■ **Required work**: In the passage on the Pisco tramway, in what month and year did Pisco's battery-powered cars enter service?

■ **Passage**:

--- BEGIN ---

The date of inauguration of the tramway that connected the town with the port could not be determined, but Pisco ordered trams from the John Stephenson Co. in New York in 1874, so may have had the third tram system in Peru - after Callao (1864) and Arequipa (1875) and before Lima (1878). Its first model was not described, but Stephenson favored doubledeckers like the car below, which Ferro Carril Urbano de Pisco ("F.C.U. de P.") purchased from Stephenson in 1905. The photograph was taken at its new factory in Elizabeth, New Jersey [Street Railway Review, Chicago, 15/9/1905, p. 603]:

Here is one of the doubledeckers, with singledeck trailer, at the end of the line in Pisco port about 1907. Track gauge was 1435 mm [postcard, col. AM]:

The postcard below provides an extraordinary view of the entire 1.6 km line - with a doubledeck tram midway. That's Pisco town in the distance. Note railroad yards on the right. One wonders where the photographer was standing [col. AM]:  

Like Huacho in Lima department [see above], Pisco got electric tram fever in the 1910s and ordered two battery cars from J. G. Brill on 11 March 1920 (two months before Huacho). In this Brill photograph of car "A", the battery is clearly visible between the axles [col. AM]: 

Pisco's "electric" cars entered service in January 1921 (Huacho electrified in 1922). In the picture below, which may show the inauguration, the company's name has strangely been removed [col. AM]:  

The World Survey of Foreign Railways shows two battery-powered trams still running on 1.6 km of track in Pisco in 1935. Date of the line's demise is unknown.

--- END ---

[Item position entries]
--- BEGIN ---

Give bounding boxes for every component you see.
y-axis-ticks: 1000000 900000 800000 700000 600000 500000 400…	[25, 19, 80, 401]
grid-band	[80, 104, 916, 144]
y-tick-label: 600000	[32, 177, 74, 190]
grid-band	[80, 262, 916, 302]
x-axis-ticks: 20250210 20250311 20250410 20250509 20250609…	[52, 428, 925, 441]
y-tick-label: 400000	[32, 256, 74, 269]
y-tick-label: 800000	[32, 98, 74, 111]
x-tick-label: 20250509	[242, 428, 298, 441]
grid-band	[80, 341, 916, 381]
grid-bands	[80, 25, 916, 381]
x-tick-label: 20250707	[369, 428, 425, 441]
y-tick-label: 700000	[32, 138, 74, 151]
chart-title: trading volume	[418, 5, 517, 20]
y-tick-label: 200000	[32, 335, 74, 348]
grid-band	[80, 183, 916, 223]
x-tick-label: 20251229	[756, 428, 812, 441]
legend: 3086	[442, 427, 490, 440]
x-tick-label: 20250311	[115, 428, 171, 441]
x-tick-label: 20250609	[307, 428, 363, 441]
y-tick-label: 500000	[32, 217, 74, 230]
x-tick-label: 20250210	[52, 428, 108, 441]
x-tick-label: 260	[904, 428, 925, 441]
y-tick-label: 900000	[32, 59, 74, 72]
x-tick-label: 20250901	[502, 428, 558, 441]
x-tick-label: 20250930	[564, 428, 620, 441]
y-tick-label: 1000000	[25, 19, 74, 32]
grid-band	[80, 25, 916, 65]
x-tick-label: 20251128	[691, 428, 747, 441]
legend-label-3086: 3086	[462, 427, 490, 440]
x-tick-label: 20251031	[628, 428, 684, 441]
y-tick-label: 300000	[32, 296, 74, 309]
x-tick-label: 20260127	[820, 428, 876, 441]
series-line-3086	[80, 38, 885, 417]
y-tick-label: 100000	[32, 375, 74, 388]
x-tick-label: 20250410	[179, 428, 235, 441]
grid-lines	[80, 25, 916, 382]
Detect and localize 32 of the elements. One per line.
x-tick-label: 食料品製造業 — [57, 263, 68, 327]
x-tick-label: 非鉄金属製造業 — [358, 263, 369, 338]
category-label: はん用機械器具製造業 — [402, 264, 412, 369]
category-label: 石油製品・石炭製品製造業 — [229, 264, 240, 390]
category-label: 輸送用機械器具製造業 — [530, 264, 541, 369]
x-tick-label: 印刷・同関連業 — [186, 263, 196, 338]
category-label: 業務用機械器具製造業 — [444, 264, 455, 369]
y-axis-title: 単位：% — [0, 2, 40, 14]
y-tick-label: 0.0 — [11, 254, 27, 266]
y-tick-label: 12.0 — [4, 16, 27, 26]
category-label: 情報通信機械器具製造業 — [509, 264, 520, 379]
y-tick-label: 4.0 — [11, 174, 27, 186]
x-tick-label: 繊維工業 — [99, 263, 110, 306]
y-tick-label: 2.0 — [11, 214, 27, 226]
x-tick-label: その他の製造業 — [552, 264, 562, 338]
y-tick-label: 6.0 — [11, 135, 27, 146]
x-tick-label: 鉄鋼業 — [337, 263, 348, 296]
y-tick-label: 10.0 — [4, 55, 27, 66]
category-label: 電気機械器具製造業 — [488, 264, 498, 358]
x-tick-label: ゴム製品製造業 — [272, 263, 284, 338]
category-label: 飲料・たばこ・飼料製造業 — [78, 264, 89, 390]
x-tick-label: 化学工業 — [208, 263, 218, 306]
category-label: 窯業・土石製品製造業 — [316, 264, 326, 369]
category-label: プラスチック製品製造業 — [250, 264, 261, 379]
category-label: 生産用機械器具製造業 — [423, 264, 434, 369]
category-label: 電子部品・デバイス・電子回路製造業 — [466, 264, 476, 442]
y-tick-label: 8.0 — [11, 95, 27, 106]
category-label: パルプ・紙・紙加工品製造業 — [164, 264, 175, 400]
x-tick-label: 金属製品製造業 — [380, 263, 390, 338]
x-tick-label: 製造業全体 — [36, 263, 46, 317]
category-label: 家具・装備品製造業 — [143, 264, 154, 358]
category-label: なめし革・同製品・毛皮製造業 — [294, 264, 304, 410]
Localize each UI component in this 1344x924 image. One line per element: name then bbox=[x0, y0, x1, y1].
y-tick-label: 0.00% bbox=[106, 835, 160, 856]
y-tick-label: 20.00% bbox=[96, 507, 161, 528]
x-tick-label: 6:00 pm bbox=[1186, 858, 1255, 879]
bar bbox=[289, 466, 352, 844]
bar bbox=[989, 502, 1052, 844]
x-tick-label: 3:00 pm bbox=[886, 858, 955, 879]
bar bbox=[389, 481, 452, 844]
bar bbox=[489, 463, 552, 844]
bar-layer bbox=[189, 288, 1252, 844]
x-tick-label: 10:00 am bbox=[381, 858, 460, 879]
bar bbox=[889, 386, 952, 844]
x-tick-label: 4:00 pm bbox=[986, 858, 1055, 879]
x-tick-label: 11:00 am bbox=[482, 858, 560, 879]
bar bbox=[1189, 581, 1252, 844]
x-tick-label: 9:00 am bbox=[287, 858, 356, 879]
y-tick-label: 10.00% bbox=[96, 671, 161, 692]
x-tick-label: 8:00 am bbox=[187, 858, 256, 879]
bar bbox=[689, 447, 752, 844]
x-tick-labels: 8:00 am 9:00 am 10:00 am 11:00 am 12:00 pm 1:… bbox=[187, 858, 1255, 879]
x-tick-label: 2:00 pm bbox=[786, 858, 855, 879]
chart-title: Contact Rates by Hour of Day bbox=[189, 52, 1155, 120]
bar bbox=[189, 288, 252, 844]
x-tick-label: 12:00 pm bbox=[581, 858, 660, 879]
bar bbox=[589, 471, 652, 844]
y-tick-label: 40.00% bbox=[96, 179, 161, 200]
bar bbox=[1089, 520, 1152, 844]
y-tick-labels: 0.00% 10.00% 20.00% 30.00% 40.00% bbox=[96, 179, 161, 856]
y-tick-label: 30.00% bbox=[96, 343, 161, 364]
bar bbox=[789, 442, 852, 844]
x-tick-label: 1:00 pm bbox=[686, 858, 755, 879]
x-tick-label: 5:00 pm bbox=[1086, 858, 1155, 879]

--- END ---

■ **Correct response**: January 1921